* Start DATA EXTRACT *

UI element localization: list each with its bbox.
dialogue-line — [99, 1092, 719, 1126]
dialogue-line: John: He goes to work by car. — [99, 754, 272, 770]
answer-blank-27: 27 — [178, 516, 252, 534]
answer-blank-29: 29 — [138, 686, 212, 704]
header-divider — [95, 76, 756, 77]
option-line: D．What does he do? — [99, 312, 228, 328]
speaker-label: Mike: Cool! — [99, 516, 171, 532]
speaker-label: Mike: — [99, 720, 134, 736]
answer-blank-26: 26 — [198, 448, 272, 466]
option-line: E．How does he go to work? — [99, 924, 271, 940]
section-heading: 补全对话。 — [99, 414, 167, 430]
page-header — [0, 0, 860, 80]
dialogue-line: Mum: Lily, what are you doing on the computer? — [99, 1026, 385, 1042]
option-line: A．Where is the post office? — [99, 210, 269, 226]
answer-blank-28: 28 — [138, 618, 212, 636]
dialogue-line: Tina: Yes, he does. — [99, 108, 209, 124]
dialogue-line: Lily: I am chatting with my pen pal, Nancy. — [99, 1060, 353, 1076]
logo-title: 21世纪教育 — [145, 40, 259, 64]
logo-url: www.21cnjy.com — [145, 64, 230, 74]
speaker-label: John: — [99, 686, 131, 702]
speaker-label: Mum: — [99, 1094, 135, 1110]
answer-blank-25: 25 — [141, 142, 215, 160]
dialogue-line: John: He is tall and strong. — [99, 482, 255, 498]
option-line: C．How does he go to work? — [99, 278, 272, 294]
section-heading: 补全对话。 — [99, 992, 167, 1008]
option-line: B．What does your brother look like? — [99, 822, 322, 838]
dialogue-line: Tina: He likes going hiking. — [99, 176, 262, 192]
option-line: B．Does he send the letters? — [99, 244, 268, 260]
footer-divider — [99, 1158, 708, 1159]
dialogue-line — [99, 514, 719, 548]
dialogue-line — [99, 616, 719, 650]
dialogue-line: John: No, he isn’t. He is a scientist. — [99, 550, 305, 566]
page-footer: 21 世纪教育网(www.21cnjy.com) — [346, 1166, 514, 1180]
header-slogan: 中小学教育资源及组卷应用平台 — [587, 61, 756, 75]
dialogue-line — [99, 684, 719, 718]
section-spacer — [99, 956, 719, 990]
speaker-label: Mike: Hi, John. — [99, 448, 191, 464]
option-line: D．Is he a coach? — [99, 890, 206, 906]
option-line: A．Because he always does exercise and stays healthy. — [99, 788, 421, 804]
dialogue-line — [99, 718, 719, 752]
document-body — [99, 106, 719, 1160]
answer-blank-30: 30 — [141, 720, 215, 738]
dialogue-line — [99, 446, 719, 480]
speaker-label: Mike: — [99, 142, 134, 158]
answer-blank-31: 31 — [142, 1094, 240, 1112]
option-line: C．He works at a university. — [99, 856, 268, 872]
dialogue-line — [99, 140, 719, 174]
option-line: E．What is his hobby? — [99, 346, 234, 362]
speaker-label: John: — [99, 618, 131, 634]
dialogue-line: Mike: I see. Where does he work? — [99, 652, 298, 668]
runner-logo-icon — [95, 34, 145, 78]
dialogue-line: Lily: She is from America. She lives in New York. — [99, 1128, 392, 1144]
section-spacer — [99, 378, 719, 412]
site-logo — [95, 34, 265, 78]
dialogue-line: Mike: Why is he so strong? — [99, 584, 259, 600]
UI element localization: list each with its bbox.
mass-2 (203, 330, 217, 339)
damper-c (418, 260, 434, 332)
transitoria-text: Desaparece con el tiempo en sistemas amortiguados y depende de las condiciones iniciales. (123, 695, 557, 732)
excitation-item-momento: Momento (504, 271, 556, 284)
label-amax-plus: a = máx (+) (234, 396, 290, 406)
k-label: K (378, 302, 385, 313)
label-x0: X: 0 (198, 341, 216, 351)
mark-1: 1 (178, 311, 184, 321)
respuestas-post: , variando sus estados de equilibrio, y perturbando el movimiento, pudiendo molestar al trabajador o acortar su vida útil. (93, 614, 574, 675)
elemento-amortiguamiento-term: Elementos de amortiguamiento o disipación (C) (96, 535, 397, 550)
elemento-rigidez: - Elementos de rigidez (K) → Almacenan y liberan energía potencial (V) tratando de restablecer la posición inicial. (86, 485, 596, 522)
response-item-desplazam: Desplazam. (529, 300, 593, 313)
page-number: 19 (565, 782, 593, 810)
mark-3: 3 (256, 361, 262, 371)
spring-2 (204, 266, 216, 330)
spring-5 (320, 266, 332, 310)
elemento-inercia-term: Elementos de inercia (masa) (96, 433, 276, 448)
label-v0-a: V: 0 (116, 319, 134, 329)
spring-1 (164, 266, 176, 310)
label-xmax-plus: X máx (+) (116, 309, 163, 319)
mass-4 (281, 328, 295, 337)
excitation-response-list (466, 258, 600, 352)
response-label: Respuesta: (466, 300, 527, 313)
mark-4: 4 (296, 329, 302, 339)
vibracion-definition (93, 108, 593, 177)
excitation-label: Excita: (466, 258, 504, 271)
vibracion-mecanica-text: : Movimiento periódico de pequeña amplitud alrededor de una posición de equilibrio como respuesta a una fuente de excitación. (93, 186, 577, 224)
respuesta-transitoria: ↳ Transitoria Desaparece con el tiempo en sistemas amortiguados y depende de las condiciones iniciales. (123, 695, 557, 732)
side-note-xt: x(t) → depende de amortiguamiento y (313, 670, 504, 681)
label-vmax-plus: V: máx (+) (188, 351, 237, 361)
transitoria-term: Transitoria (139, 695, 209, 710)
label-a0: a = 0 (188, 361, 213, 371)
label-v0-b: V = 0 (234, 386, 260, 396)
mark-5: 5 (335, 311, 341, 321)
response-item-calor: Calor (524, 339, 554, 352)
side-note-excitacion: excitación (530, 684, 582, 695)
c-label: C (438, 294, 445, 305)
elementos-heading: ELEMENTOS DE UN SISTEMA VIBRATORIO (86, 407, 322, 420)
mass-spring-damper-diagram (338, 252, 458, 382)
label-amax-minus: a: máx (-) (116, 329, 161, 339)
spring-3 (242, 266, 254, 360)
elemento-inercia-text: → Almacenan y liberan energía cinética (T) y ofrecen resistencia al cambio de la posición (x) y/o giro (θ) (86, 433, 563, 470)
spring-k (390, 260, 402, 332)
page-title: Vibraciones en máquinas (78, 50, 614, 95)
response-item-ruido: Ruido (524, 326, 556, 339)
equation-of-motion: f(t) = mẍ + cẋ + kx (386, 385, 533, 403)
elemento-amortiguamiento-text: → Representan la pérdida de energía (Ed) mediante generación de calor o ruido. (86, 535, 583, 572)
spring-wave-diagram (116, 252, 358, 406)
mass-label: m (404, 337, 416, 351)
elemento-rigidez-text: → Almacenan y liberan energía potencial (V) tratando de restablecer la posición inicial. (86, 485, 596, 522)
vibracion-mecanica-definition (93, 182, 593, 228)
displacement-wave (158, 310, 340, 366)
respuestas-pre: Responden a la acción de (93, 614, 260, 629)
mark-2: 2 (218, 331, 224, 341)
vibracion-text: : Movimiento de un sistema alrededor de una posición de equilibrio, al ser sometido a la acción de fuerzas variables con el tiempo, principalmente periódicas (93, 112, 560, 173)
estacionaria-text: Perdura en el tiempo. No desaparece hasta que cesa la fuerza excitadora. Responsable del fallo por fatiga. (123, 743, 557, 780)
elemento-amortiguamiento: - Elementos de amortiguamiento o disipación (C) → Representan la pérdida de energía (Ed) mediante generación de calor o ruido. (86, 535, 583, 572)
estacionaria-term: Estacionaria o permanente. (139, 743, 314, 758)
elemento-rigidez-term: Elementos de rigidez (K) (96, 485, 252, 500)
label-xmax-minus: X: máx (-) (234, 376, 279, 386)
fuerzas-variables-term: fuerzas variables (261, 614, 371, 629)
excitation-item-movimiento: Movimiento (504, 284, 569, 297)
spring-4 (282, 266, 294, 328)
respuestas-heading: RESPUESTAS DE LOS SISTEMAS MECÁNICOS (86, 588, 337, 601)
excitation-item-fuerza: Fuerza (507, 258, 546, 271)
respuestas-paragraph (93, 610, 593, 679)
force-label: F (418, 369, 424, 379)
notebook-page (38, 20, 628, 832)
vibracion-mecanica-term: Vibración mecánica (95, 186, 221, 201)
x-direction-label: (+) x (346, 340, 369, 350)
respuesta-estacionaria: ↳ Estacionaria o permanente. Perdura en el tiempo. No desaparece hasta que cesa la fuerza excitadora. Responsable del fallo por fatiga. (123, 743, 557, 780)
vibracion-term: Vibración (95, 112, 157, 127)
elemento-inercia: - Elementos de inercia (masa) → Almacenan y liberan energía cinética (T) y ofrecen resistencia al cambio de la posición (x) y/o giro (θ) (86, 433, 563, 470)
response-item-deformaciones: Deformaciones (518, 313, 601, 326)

* End DATA EXTRACT *

*WHAT YOU NEED TO DO*: Rewrite the lines from the first one through the line containing "dialogue-line: Tina: Yes, he", both included, substituting "conversation-line" for "dialogue-line" and changing nothing else.

*WRITTEN ANSWER*:
UI element localization: list each with its bbox.
conversation-line — [99, 1092, 719, 1126]
conversation-line: John: He goes to work by car. — [99, 754, 272, 770]
answer-blank-27: 27 — [178, 516, 252, 534]
answer-blank-29: 29 — [138, 686, 212, 704]
header-divider — [95, 76, 756, 77]
option-line: D．What does he do? — [99, 312, 228, 328]
speaker-label: Mike: Cool! — [99, 516, 171, 532]
speaker-label: Mike: — [99, 720, 134, 736]
answer-blank-26: 26 — [198, 448, 272, 466]
option-line: E．How does he go to work? — [99, 924, 271, 940]
section-heading: 补全对话。 — [99, 414, 167, 430]
page-header — [0, 0, 860, 80]
conversation-line: Mum: Lily, what are you doing on the computer? — [99, 1026, 385, 1042]
option-line: A．Where is the post office? — [99, 210, 269, 226]
answer-blank-28: 28 — [138, 618, 212, 636]
conversation-line: Tina: Yes, he does. — [99, 108, 209, 124]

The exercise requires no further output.